— start —
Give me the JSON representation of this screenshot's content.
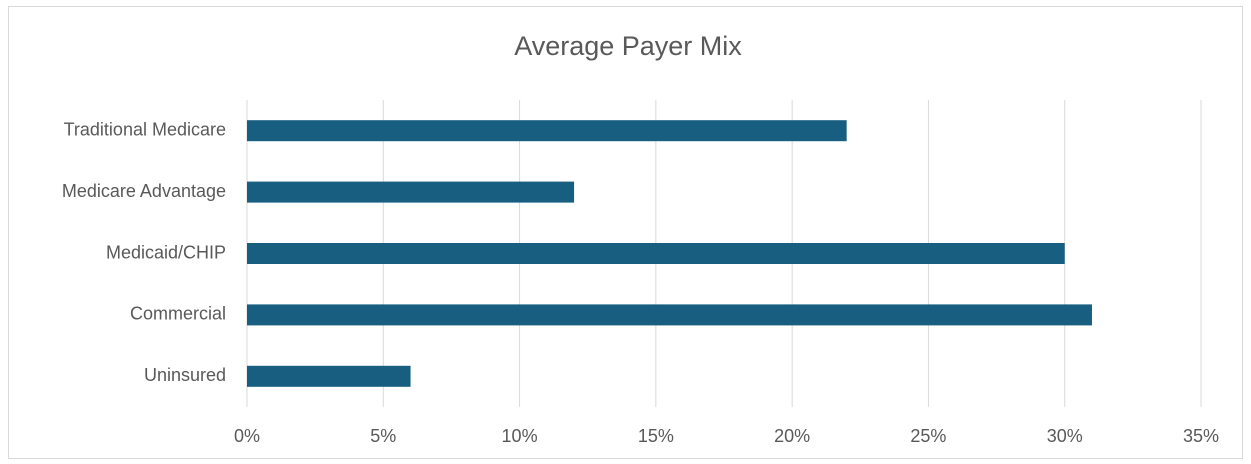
{
  "chart_data": {
    "type": "bar",
    "orientation": "horizontal",
    "title": "Average Payer Mix",
    "categories": [
      "Traditional Medicare",
      "Medicare Advantage",
      "Medicaid/CHIP",
      "Commercial",
      "Uninsured"
    ],
    "values": [
      22,
      12,
      30,
      31,
      6
    ],
    "color": "#175e80",
    "xlim": [
      0,
      35
    ],
    "xticks": [
      {
        "value": 0,
        "label": "0%"
      },
      {
        "value": 5,
        "label": "5%"
      },
      {
        "value": 10,
        "label": "10%"
      },
      {
        "value": 15,
        "label": "15%"
      },
      {
        "value": 20,
        "label": "20%"
      },
      {
        "value": 25,
        "label": "25%"
      },
      {
        "value": 30,
        "label": "30%"
      },
      {
        "value": 35,
        "label": "35%"
      }
    ],
    "grid": true
  }
}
— end —
→ **Stated exercise**: Give every line back word for word and leave the pictures out.

→ **Response to this exercise**:
Give me the JSON representation of this screenshot's content.
{
  "chart_data": {
    "type": "bar",
    "orientation": "horizontal",
    "title": "Average Payer Mix",
    "categories": [
      "Traditional Medicare",
      "Medicare Advantage",
      "Medicaid/CHIP",
      "Commercial",
      "Uninsured"
    ],
    "values": [
      22,
      12,
      30,
      31,
      6
    ],
    "color": "#175e80",
    "xlim": [
      0,
      35
    ],
    "xticks": [
      {
        "value": 0,
        "label": "0%"
      },
      {
        "value": 5,
        "label": "5%"
      },
      {
        "value": 10,
        "label": "10%"
      },
      {
        "value": 15,
        "label": "15%"
      },
      {
        "value": 20,
        "label": "20%"
      },
      {
        "value": 25,
        "label": "25%"
      },
      {
        "value": 30,
        "label": "30%"
      },
      {
        "value": 35,
        "label": "35%"
      }
    ],
    "grid": true
  }
}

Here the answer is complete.